→ **PROVIDED DATA**:
┄┄┄┄┄┄
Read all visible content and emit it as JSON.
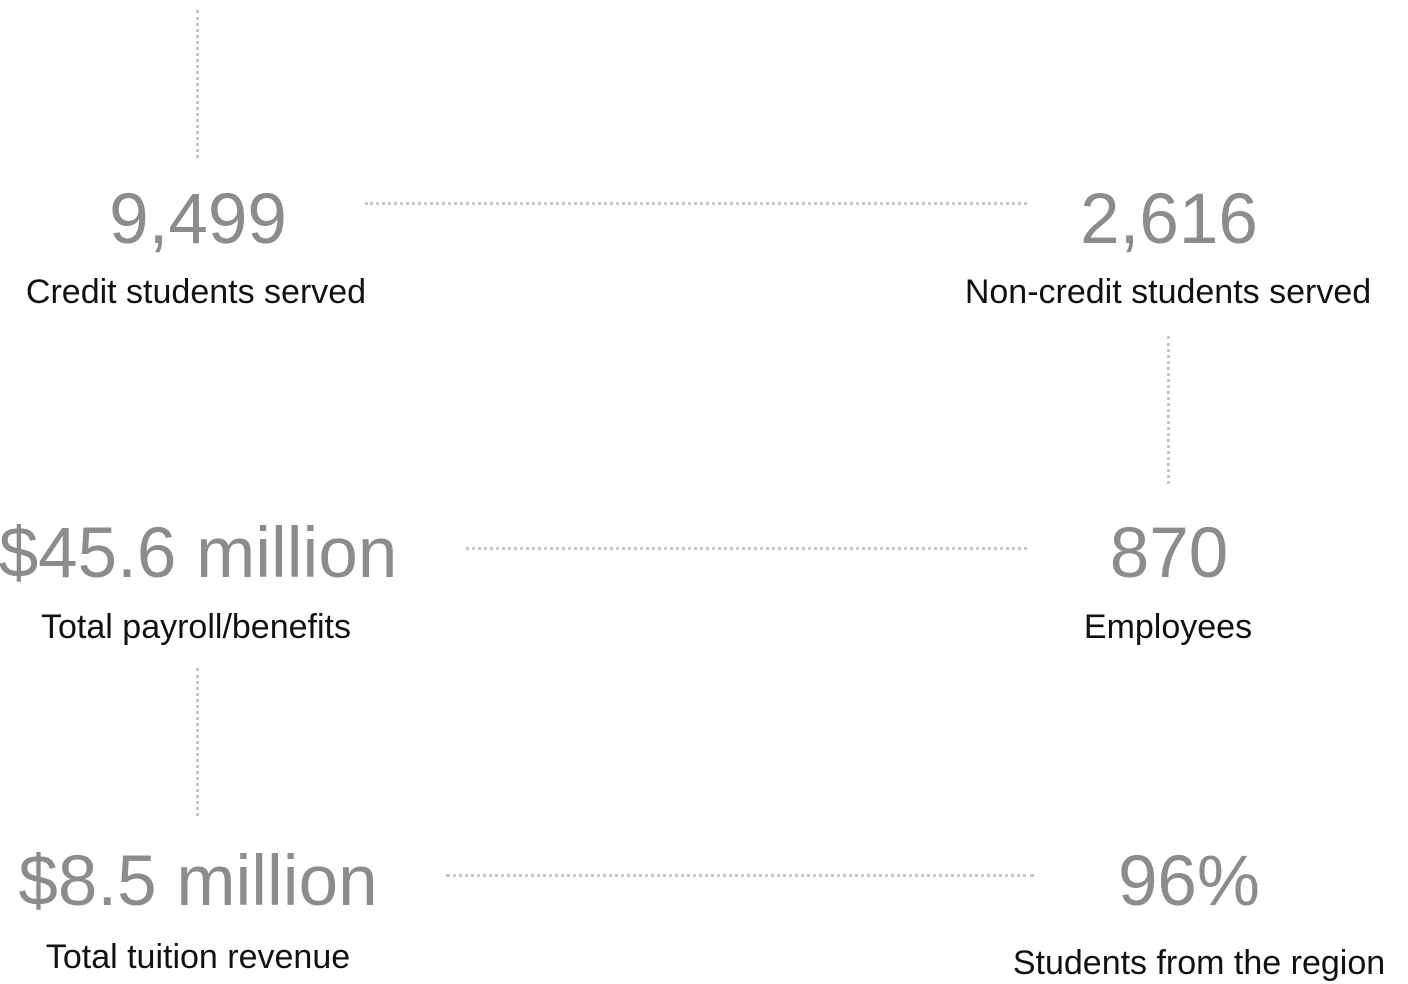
{
  "stats": [
    {
      "value": "9,499",
      "label": "Credit students served"
    },
    {
      "value": "2,616",
      "label": "Non-credit students served"
    },
    {
      "value": "$45.6 million",
      "label": "Total payroll/benefits"
    },
    {
      "value": "870",
      "label": "Employees"
    },
    {
      "value": "$8.5 million",
      "label": "Total tuition revenue"
    },
    {
      "value": "96%",
      "label": "Students from the region"
    }
  ],
  "colors": {
    "value_text": "#8c8c8c",
    "label_text": "#111111",
    "connector": "#c3c8cf"
  }
}
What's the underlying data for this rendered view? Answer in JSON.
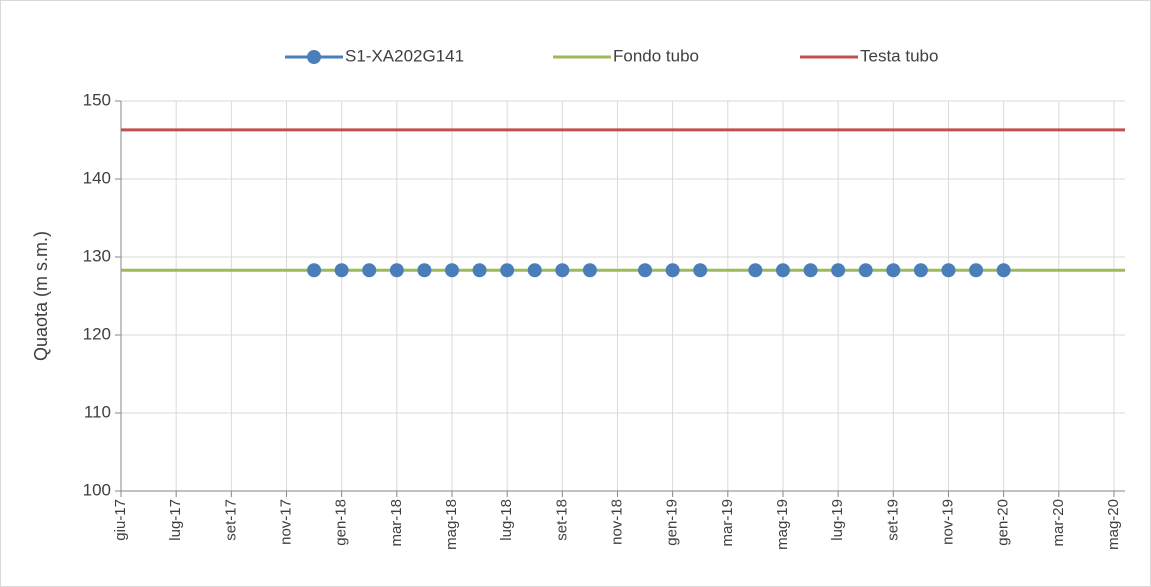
{
  "chart_data": {
    "type": "line",
    "ylabel": "Quaota (m s.m.)",
    "xlim": [
      5,
      41.4
    ],
    "xticks": [
      {
        "value": 5,
        "label": "giu-17"
      },
      {
        "value": 7,
        "label": "lug-17"
      },
      {
        "value": 9,
        "label": "set-17"
      },
      {
        "value": 11,
        "label": "nov-17"
      },
      {
        "value": 13,
        "label": "gen-18"
      },
      {
        "value": 15,
        "label": "mar-18"
      },
      {
        "value": 17,
        "label": "mag-18"
      },
      {
        "value": 19,
        "label": "lug-18"
      },
      {
        "value": 21,
        "label": "set-18"
      },
      {
        "value": 23,
        "label": "nov-18"
      },
      {
        "value": 25,
        "label": "gen-19"
      },
      {
        "value": 27,
        "label": "mar-19"
      },
      {
        "value": 29,
        "label": "mag-19"
      },
      {
        "value": 31,
        "label": "lug-19"
      },
      {
        "value": 33,
        "label": "set-19"
      },
      {
        "value": 35,
        "label": "nov-19"
      },
      {
        "value": 37,
        "label": "gen-20"
      },
      {
        "value": 39,
        "label": "mar-20"
      },
      {
        "value": 41,
        "label": "mag-20"
      }
    ],
    "ylim": [
      100,
      150
    ],
    "yticks": [
      100,
      110,
      120,
      130,
      140,
      150
    ],
    "grid": true,
    "legend": "top",
    "series": [
      {
        "name": "S1-XA202G141",
        "color": "#4a7ebb",
        "marker": true,
        "x": [
          12,
          13,
          14,
          15,
          16,
          17,
          18,
          19,
          20,
          21,
          22,
          24,
          25,
          26,
          28,
          29,
          30,
          31,
          32,
          33,
          34,
          35,
          36,
          37
        ],
        "values": [
          128.3,
          128.3,
          128.3,
          128.3,
          128.3,
          128.3,
          128.3,
          128.3,
          128.3,
          128.3,
          128.3,
          128.3,
          128.3,
          128.3,
          128.3,
          128.3,
          128.3,
          128.3,
          128.3,
          128.3,
          128.3,
          128.3,
          128.3,
          128.3
        ]
      },
      {
        "name": "Fondo tubo",
        "color": "#9bbb59",
        "marker": false,
        "x": [
          5,
          41.4
        ],
        "values": [
          128.3,
          128.3
        ]
      },
      {
        "name": "Testa tubo",
        "color": "#c0504d",
        "marker": false,
        "x": [
          5,
          41.4
        ],
        "values": [
          146.3,
          146.3
        ]
      }
    ]
  }
}
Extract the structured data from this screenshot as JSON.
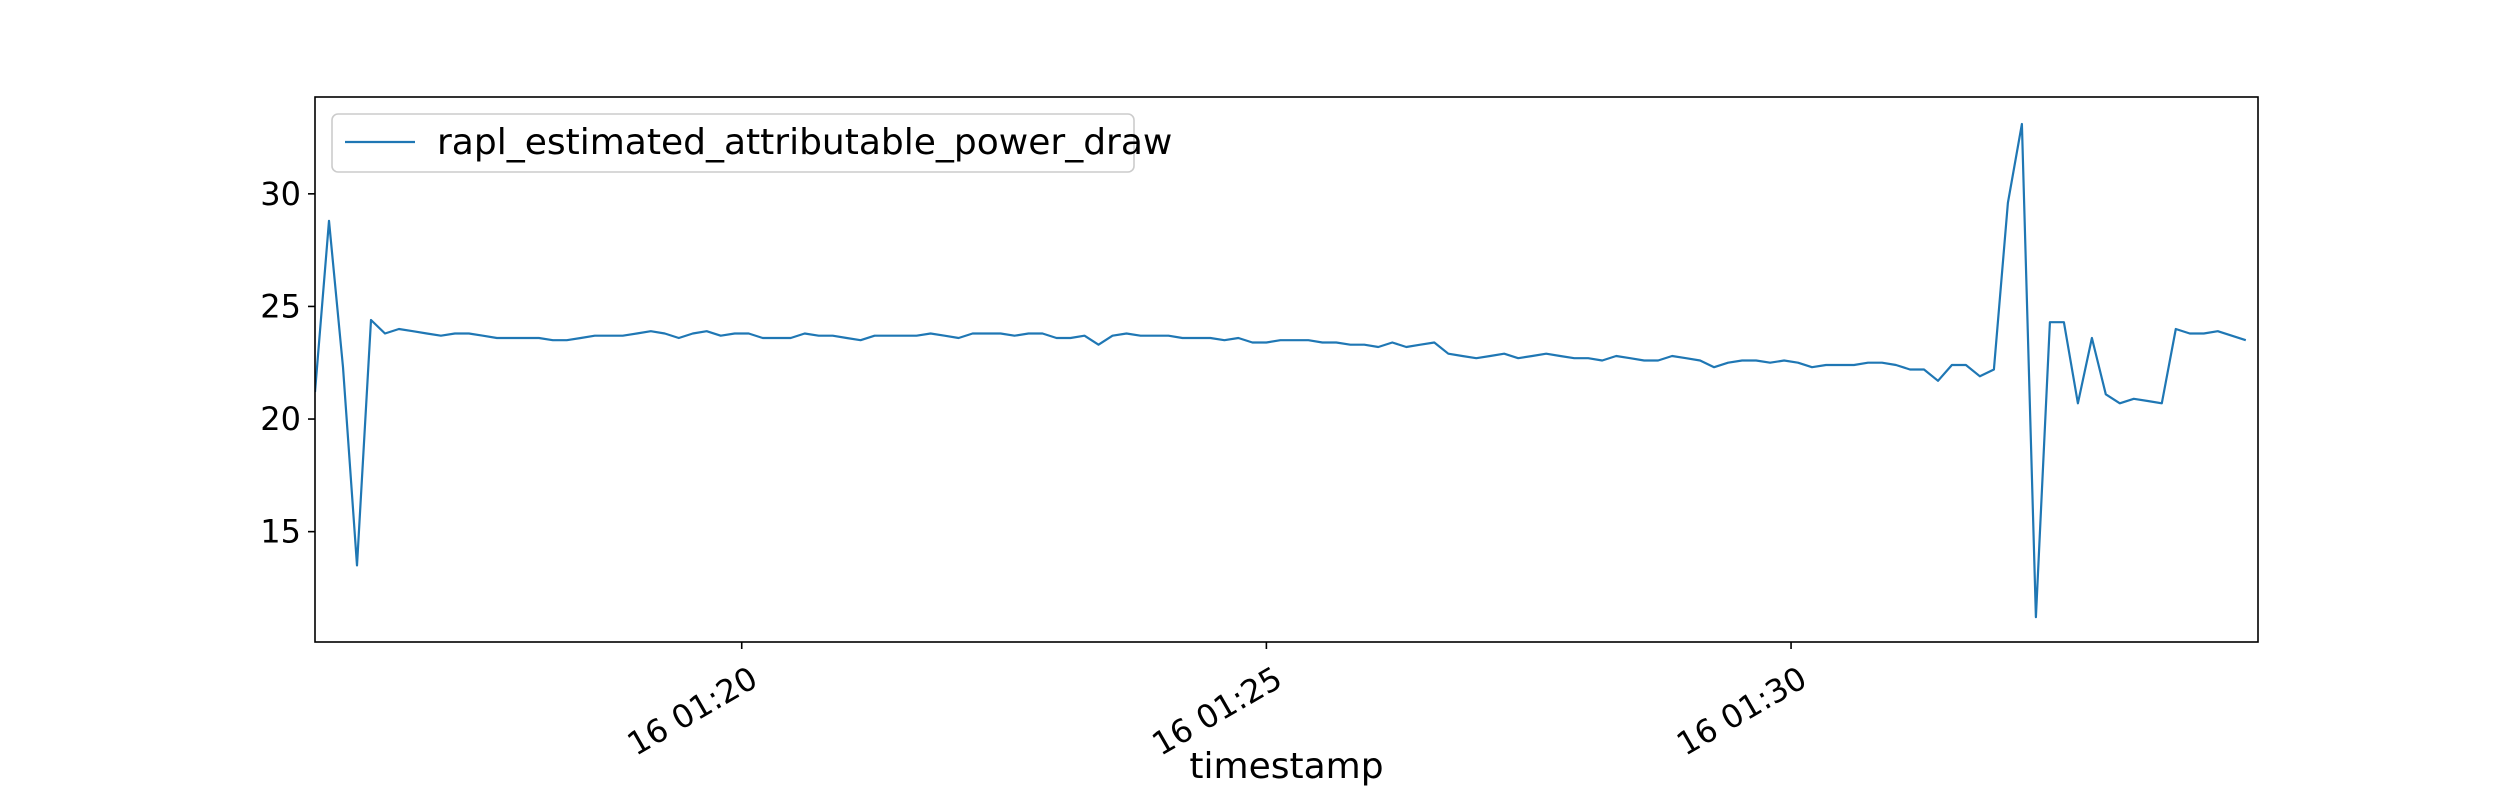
{
  "chart_data": {
    "type": "line",
    "title": "",
    "xlabel": "timestamp",
    "ylabel": "",
    "x_range": [
      "2000-01-16 01:15:56",
      "2000-01-16 01:34:27"
    ],
    "ylim": [
      10.1,
      34.3
    ],
    "y_ticks": [
      15,
      20,
      25,
      30
    ],
    "x_ticks": [
      {
        "value": "2000-01-16 01:20:00",
        "label": "16 01:20"
      },
      {
        "value": "2000-01-16 01:25:00",
        "label": "16 01:25"
      },
      {
        "value": "2000-01-16 01:30:00",
        "label": "16 01:30"
      }
    ],
    "grid": false,
    "legend": {
      "position": "top-left",
      "entries": [
        "rapl_estimated_attributable_power_draw"
      ]
    },
    "colors": {
      "series": "#1f77b4"
    },
    "series": [
      {
        "name": "rapl_estimated_attributable_power_draw",
        "x_start": "2000-01-16 01:15:56",
        "x_step_seconds": 8,
        "values": [
          21.2,
          28.8,
          22.3,
          13.5,
          24.4,
          23.8,
          24.0,
          23.9,
          23.8,
          23.7,
          23.8,
          23.8,
          23.7,
          23.6,
          23.6,
          23.6,
          23.6,
          23.5,
          23.5,
          23.6,
          23.7,
          23.7,
          23.7,
          23.8,
          23.9,
          23.8,
          23.6,
          23.8,
          23.9,
          23.7,
          23.8,
          23.8,
          23.6,
          23.6,
          23.6,
          23.8,
          23.7,
          23.7,
          23.6,
          23.5,
          23.7,
          23.7,
          23.7,
          23.7,
          23.8,
          23.7,
          23.6,
          23.8,
          23.8,
          23.8,
          23.7,
          23.8,
          23.8,
          23.6,
          23.6,
          23.7,
          23.3,
          23.7,
          23.8,
          23.7,
          23.7,
          23.7,
          23.6,
          23.6,
          23.6,
          23.5,
          23.6,
          23.4,
          23.4,
          23.5,
          23.5,
          23.5,
          23.4,
          23.4,
          23.3,
          23.3,
          23.2,
          23.4,
          23.2,
          23.3,
          23.4,
          22.9,
          22.8,
          22.7,
          22.8,
          22.9,
          22.7,
          22.8,
          22.9,
          22.8,
          22.7,
          22.7,
          22.6,
          22.8,
          22.7,
          22.6,
          22.6,
          22.8,
          22.7,
          22.6,
          22.3,
          22.5,
          22.6,
          22.6,
          22.5,
          22.6,
          22.5,
          22.3,
          22.4,
          22.4,
          22.4,
          22.5,
          22.5,
          22.4,
          22.2,
          22.2,
          21.7,
          22.4,
          22.4,
          21.9,
          22.2,
          29.6,
          33.1,
          11.2,
          24.3,
          24.3,
          20.7,
          23.6,
          21.1,
          20.7,
          20.9,
          20.8,
          20.7,
          24.0,
          23.8,
          23.8,
          23.9,
          23.7,
          23.5
        ]
      }
    ]
  }
}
┄┄┄┄┄┄
→ **WORK TO DO**:
Quote everything in the listing above exactly; pictures are the only thing to omit.

→ **IN RESPONSE**:
Read all visible content and emit it as JSON.
{
  "stats": [
    {
      "value": "9,499",
      "label": "Credit students served"
    },
    {
      "value": "2,616",
      "label": "Non-credit students served"
    },
    {
      "value": "$45.6 million",
      "label": "Total payroll/benefits"
    },
    {
      "value": "870",
      "label": "Employees"
    },
    {
      "value": "$8.5 million",
      "label": "Total tuition revenue"
    },
    {
      "value": "96%",
      "label": "Students from the region"
    }
  ],
  "colors": {
    "value_text": "#8c8c8c",
    "label_text": "#111111",
    "connector": "#c3c8cf"
  }
}
What's the underlying data for this rendered view? Answer in JSON.
{
  "chart_data": {
    "type": "line",
    "ylabel": "Quaota (m s.m.)",
    "xlim": [
      5,
      41.4
    ],
    "xticks": [
      {
        "value": 5,
        "label": "giu-17"
      },
      {
        "value": 7,
        "label": "lug-17"
      },
      {
        "value": 9,
        "label": "set-17"
      },
      {
        "value": 11,
        "label": "nov-17"
      },
      {
        "value": 13,
        "label": "gen-18"
      },
      {
        "value": 15,
        "label": "mar-18"
      },
      {
        "value": 17,
        "label": "mag-18"
      },
      {
        "value": 19,
        "label": "lug-18"
      },
      {
        "value": 21,
        "label": "set-18"
      },
      {
        "value": 23,
        "label": "nov-18"
      },
      {
        "value": 25,
        "label": "gen-19"
      },
      {
        "value": 27,
        "label": "mar-19"
      },
      {
        "value": 29,
        "label": "mag-19"
      },
      {
        "value": 31,
        "label": "lug-19"
      },
      {
        "value": 33,
        "label": "set-19"
      },
      {
        "value": 35,
        "label": "nov-19"
      },
      {
        "value": 37,
        "label": "gen-20"
      },
      {
        "value": 39,
        "label": "mar-20"
      },
      {
        "value": 41,
        "label": "mag-20"
      }
    ],
    "ylim": [
      100,
      150
    ],
    "yticks": [
      100,
      110,
      120,
      130,
      140,
      150
    ],
    "grid": true,
    "legend": "top",
    "series": [
      {
        "name": "S1-XA202G141",
        "color": "#4a7ebb",
        "marker": true,
        "x": [
          12,
          13,
          14,
          15,
          16,
          17,
          18,
          19,
          20,
          21,
          22,
          24,
          25,
          26,
          28,
          29,
          30,
          31,
          32,
          33,
          34,
          35,
          36,
          37
        ],
        "values": [
          128.3,
          128.3,
          128.3,
          128.3,
          128.3,
          128.3,
          128.3,
          128.3,
          128.3,
          128.3,
          128.3,
          128.3,
          128.3,
          128.3,
          128.3,
          128.3,
          128.3,
          128.3,
          128.3,
          128.3,
          128.3,
          128.3,
          128.3,
          128.3
        ]
      },
      {
        "name": "Fondo tubo",
        "color": "#9bbb59",
        "marker": false,
        "x": [
          5,
          41.4
        ],
        "values": [
          128.3,
          128.3
        ]
      },
      {
        "name": "Testa tubo",
        "color": "#c0504d",
        "marker": false,
        "x": [
          5,
          41.4
        ],
        "values": [
          146.3,
          146.3
        ]
      }
    ]
  }
}
Extract the structured data from this screenshot as JSON.
{
  "chart_data": {
    "type": "line",
    "title": "",
    "xlabel": "timestamp",
    "ylabel": "",
    "x_range": [
      "2000-01-16 01:15:56",
      "2000-01-16 01:34:27"
    ],
    "ylim": [
      10.1,
      34.3
    ],
    "y_ticks": [
      15,
      20,
      25,
      30
    ],
    "x_ticks": [
      {
        "value": "2000-01-16 01:20:00",
        "label": "16 01:20"
      },
      {
        "value": "2000-01-16 01:25:00",
        "label": "16 01:25"
      },
      {
        "value": "2000-01-16 01:30:00",
        "label": "16 01:30"
      }
    ],
    "grid": false,
    "legend": {
      "position": "top-left",
      "entries": [
        "rapl_estimated_attributable_power_draw"
      ]
    },
    "colors": {
      "series": "#1f77b4"
    },
    "series": [
      {
        "name": "rapl_estimated_attributable_power_draw",
        "x_start": "2000-01-16 01:15:56",
        "x_step_seconds": 8,
        "values": [
          21.2,
          28.8,
          22.3,
          13.5,
          24.4,
          23.8,
          24.0,
          23.9,
          23.8,
          23.7,
          23.8,
          23.8,
          23.7,
          23.6,
          23.6,
          23.6,
          23.6,
          23.5,
          23.5,
          23.6,
          23.7,
          23.7,
          23.7,
          23.8,
          23.9,
          23.8,
          23.6,
          23.8,
          23.9,
          23.7,
          23.8,
          23.8,
          23.6,
          23.6,
          23.6,
          23.8,
          23.7,
          23.7,
          23.6,
          23.5,
          23.7,
          23.7,
          23.7,
          23.7,
          23.8,
          23.7,
          23.6,
          23.8,
          23.8,
          23.8,
          23.7,
          23.8,
          23.8,
          23.6,
          23.6,
          23.7,
          23.3,
          23.7,
          23.8,
          23.7,
          23.7,
          23.7,
          23.6,
          23.6,
          23.6,
          23.5,
          23.6,
          23.4,
          23.4,
          23.5,
          23.5,
          23.5,
          23.4,
          23.4,
          23.3,
          23.3,
          23.2,
          23.4,
          23.2,
          23.3,
          23.4,
          22.9,
          22.8,
          22.7,
          22.8,
          22.9,
          22.7,
          22.8,
          22.9,
          22.8,
          22.7,
          22.7,
          22.6,
          22.8,
          22.7,
          22.6,
          22.6,
          22.8,
          22.7,
          22.6,
          22.3,
          22.5,
          22.6,
          22.6,
          22.5,
          22.6,
          22.5,
          22.3,
          22.4,
          22.4,
          22.4,
          22.5,
          22.5,
          22.4,
          22.2,
          22.2,
          21.7,
          22.4,
          22.4,
          21.9,
          22.2,
          29.6,
          33.1,
          11.2,
          24.3,
          24.3,
          20.7,
          23.6,
          21.1,
          20.7,
          20.9,
          20.8,
          20.7,
          24.0,
          23.8,
          23.8,
          23.9,
          23.7,
          23.5
        ]
      }
    ]
  }
}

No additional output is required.